What is expected:
Find the word "name" in the data. Return every line where it appears.
# # # # #
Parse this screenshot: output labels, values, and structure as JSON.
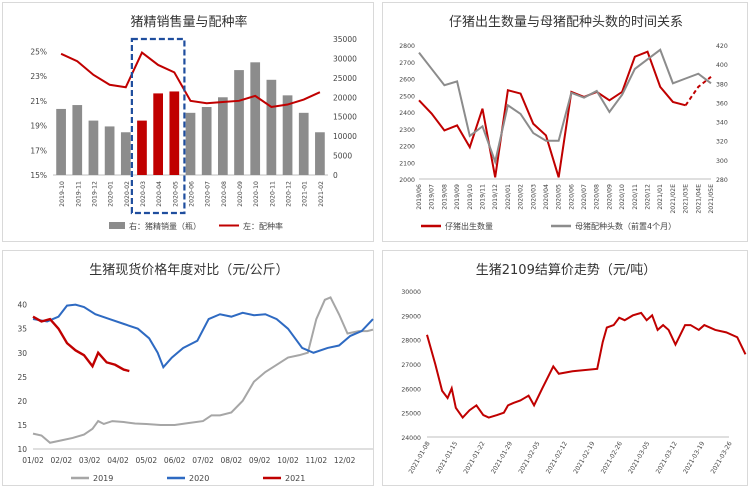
{
  "chart_data": [
    {
      "id": "c1",
      "type": "bar+line",
      "title": "猪精销售量与配种率",
      "categories": [
        "2019-10",
        "2019-11",
        "2019-12",
        "2020-01",
        "2020-02",
        "2020-03",
        "2020-04",
        "2020-05",
        "2020-06",
        "2020-07",
        "2020-08",
        "2020-09",
        "2020-10",
        "2020-11",
        "2020-12",
        "2021-01",
        "2021-02"
      ],
      "bar_series": {
        "name": "右：猪精销量（瓶）",
        "values": [
          17000,
          18000,
          14000,
          12500,
          11000,
          14000,
          21000,
          21500,
          16000,
          17500,
          20000,
          27000,
          29000,
          24500,
          20500,
          16000,
          11000
        ],
        "color": "#8c8c8c",
        "highlight_color": "#c00000",
        "highlight_indices": [
          5,
          6,
          7
        ]
      },
      "line_series": {
        "name": "左：配种率",
        "values": [
          24.8,
          24.2,
          23.1,
          22.3,
          22.1,
          24.9,
          23.9,
          23.3,
          21.0,
          20.8,
          20.9,
          21.0,
          21.4,
          20.5,
          20.7,
          21.1,
          21.7
        ],
        "color": "#c00000"
      },
      "y_left": {
        "ticks": [
          "25%",
          "23%",
          "21%",
          "19%",
          "17%",
          "15%"
        ],
        "min": 15,
        "max": 26
      },
      "y_right": {
        "ticks": [
          "35000",
          "30000",
          "25000",
          "20000",
          "15000",
          "10000",
          "5000",
          "0"
        ],
        "min": 0,
        "max": 35000
      },
      "highlight_box": {
        "from_index": 5,
        "to_index": 7,
        "color": "#1f4e9e"
      }
    },
    {
      "id": "c2",
      "type": "line",
      "title": "仔猪出生数量与母猪配种头数的时间关系",
      "categories": [
        "2019/06",
        "2019/07",
        "2019/08",
        "2019/09",
        "2019/10",
        "2019/11",
        "2019/12",
        "2020/01",
        "2020/02",
        "2020/03",
        "2020/04",
        "2020/05",
        "2020/06",
        "2020/07",
        "2020/08",
        "2020/09",
        "2020/10",
        "2020/11",
        "2020/12",
        "2021/01",
        "2021/02E",
        "2021/03E",
        "2021/04E",
        "2021/05E"
      ],
      "series": [
        {
          "name": "仔猪出生数量",
          "axis": "left",
          "color": "#c00000",
          "values": [
            2470,
            2390,
            2290,
            2320,
            2190,
            2420,
            2010,
            2530,
            2510,
            2330,
            2260,
            2010,
            2520,
            2490,
            2520,
            2470,
            2520,
            2730,
            2760,
            2550,
            2460,
            2440,
            2550,
            2610
          ],
          "dashed_from_index": 21
        },
        {
          "name": "母猪配种头数（前置4个月）",
          "axis": "right",
          "color": "#8c8c8c",
          "values": [
            412,
            395,
            378,
            382,
            325,
            335,
            298,
            357,
            348,
            328,
            320,
            320,
            370,
            365,
            372,
            350,
            368,
            395,
            405,
            415,
            380,
            385,
            390,
            380
          ]
        }
      ],
      "y_left": {
        "ticks": [
          "2800",
          "2700",
          "2600",
          "2500",
          "2400",
          "2300",
          "2200",
          "2100",
          "2000"
        ],
        "min": 2000,
        "max": 2800
      },
      "y_right": {
        "ticks": [
          "420",
          "400",
          "380",
          "360",
          "340",
          "320",
          "300",
          "280"
        ],
        "min": 280,
        "max": 420
      }
    },
    {
      "id": "c3",
      "type": "line",
      "title": "生猪现货价格年度对比（元/公斤）",
      "x_ticks": [
        "01/02",
        "02/02",
        "03/02",
        "04/02",
        "05/02",
        "06/02",
        "07/02",
        "08/02",
        "09/02",
        "10/02",
        "11/02",
        "12/02"
      ],
      "x_range": [
        0,
        12
      ],
      "y_ticks": [
        "40",
        "35",
        "30",
        "25",
        "20",
        "15",
        "10"
      ],
      "y_range": [
        10,
        42
      ],
      "series": [
        {
          "name": "2019",
          "color": "#a6a6a6",
          "points": [
            [
              0,
              13.2
            ],
            [
              0.3,
              12.8
            ],
            [
              0.6,
              11.3
            ],
            [
              1.0,
              11.8
            ],
            [
              1.4,
              12.3
            ],
            [
              1.8,
              13.0
            ],
            [
              2.1,
              14.2
            ],
            [
              2.3,
              15.8
            ],
            [
              2.5,
              15.2
            ],
            [
              2.8,
              15.8
            ],
            [
              3.2,
              15.6
            ],
            [
              3.6,
              15.3
            ],
            [
              4.0,
              15.2
            ],
            [
              4.5,
              15.0
            ],
            [
              5.0,
              15.0
            ],
            [
              5.5,
              15.4
            ],
            [
              6.0,
              15.8
            ],
            [
              6.3,
              17.0
            ],
            [
              6.6,
              17.0
            ],
            [
              7.0,
              17.6
            ],
            [
              7.4,
              20.0
            ],
            [
              7.8,
              24.0
            ],
            [
              8.2,
              26.0
            ],
            [
              8.6,
              27.5
            ],
            [
              9.0,
              29.0
            ],
            [
              9.4,
              29.5
            ],
            [
              9.7,
              30.0
            ],
            [
              10.0,
              37.0
            ],
            [
              10.3,
              41.0
            ],
            [
              10.5,
              41.5
            ],
            [
              10.8,
              38.0
            ],
            [
              11.1,
              34.0
            ],
            [
              11.5,
              34.5
            ],
            [
              11.8,
              34.5
            ],
            [
              12.0,
              34.8
            ]
          ]
        },
        {
          "name": "2020",
          "color": "#2e6ac2",
          "points": [
            [
              0,
              37.0
            ],
            [
              0.5,
              36.5
            ],
            [
              0.9,
              37.5
            ],
            [
              1.2,
              39.8
            ],
            [
              1.5,
              40.0
            ],
            [
              1.8,
              39.5
            ],
            [
              2.2,
              38.0
            ],
            [
              2.7,
              37.0
            ],
            [
              3.2,
              36.0
            ],
            [
              3.7,
              35.0
            ],
            [
              4.1,
              33.0
            ],
            [
              4.4,
              30.0
            ],
            [
              4.6,
              27.0
            ],
            [
              4.9,
              29.0
            ],
            [
              5.3,
              31.0
            ],
            [
              5.8,
              32.5
            ],
            [
              6.2,
              37.0
            ],
            [
              6.6,
              38.0
            ],
            [
              7.0,
              37.5
            ],
            [
              7.4,
              38.3
            ],
            [
              7.8,
              37.8
            ],
            [
              8.2,
              38.0
            ],
            [
              8.6,
              37.0
            ],
            [
              9.0,
              35.0
            ],
            [
              9.5,
              31.0
            ],
            [
              9.9,
              30.0
            ],
            [
              10.4,
              31.0
            ],
            [
              10.8,
              31.5
            ],
            [
              11.2,
              33.5
            ],
            [
              11.6,
              34.5
            ],
            [
              12.0,
              37.0
            ]
          ]
        },
        {
          "name": "2021",
          "color": "#c00000",
          "points": [
            [
              0,
              37.5
            ],
            [
              0.3,
              36.5
            ],
            [
              0.6,
              37.0
            ],
            [
              0.9,
              35.0
            ],
            [
              1.2,
              32.0
            ],
            [
              1.5,
              30.5
            ],
            [
              1.8,
              29.5
            ],
            [
              2.1,
              27.2
            ],
            [
              2.3,
              30.0
            ],
            [
              2.6,
              28.0
            ],
            [
              2.9,
              27.5
            ],
            [
              3.2,
              26.5
            ],
            [
              3.4,
              26.2
            ]
          ]
        }
      ]
    },
    {
      "id": "c4",
      "type": "line",
      "title": "生猪2109结算价走势（元/吨）",
      "x_ticks": [
        "2021-01-08",
        "2021-01-15",
        "2021-01-22",
        "2021-01-29",
        "2021-02-05",
        "2021-02-12",
        "2021-02-19",
        "2021-02-26",
        "2021-03-05",
        "2021-03-12",
        "2021-03-19",
        "2021-03-26"
      ],
      "y_ticks": [
        "30000",
        "29000",
        "28000",
        "27000",
        "26000",
        "25000",
        "24000"
      ],
      "y_range": [
        24000,
        30000
      ],
      "series": [
        {
          "name": "生猪2109结算价",
          "color": "#c00000",
          "points": [
            [
              0,
              28200
            ],
            [
              0.3,
              27000
            ],
            [
              0.55,
              25900
            ],
            [
              0.75,
              25600
            ],
            [
              0.9,
              26000
            ],
            [
              1.05,
              25200
            ],
            [
              1.3,
              24800
            ],
            [
              1.55,
              25100
            ],
            [
              1.8,
              25300
            ],
            [
              2.05,
              24900
            ],
            [
              2.25,
              24800
            ],
            [
              2.55,
              24900
            ],
            [
              2.8,
              25000
            ],
            [
              2.95,
              25300
            ],
            [
              3.15,
              25400
            ],
            [
              3.4,
              25500
            ],
            [
              3.55,
              25600
            ],
            [
              3.7,
              25700
            ],
            [
              3.9,
              25300
            ],
            [
              4.2,
              26000
            ],
            [
              4.6,
              26900
            ],
            [
              4.8,
              26600
            ],
            [
              5.3,
              26700
            ],
            [
              6.2,
              26800
            ],
            [
              6.4,
              27900
            ],
            [
              6.55,
              28500
            ],
            [
              6.8,
              28600
            ],
            [
              7.0,
              28900
            ],
            [
              7.2,
              28800
            ],
            [
              7.5,
              29000
            ],
            [
              7.8,
              29100
            ],
            [
              8.0,
              28800
            ],
            [
              8.2,
              29000
            ],
            [
              8.4,
              28400
            ],
            [
              8.6,
              28600
            ],
            [
              8.8,
              28400
            ],
            [
              9.05,
              27800
            ],
            [
              9.4,
              28600
            ],
            [
              9.6,
              28600
            ],
            [
              9.9,
              28400
            ],
            [
              10.1,
              28600
            ],
            [
              10.5,
              28400
            ],
            [
              10.9,
              28300
            ],
            [
              11.3,
              28100
            ],
            [
              11.6,
              27400
            ]
          ]
        }
      ]
    }
  ]
}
# # # # #
Output of the task:
        "name": "右：猪精销量（瓶）",
        "name": "左：配种率",
          "name": "仔猪出生数量",
          "name": "母猪配种头数（前置4个月）",
          "name": "2019",
          "name": "2020",
          "name": "2021",
          "name": "生猪2109结算价",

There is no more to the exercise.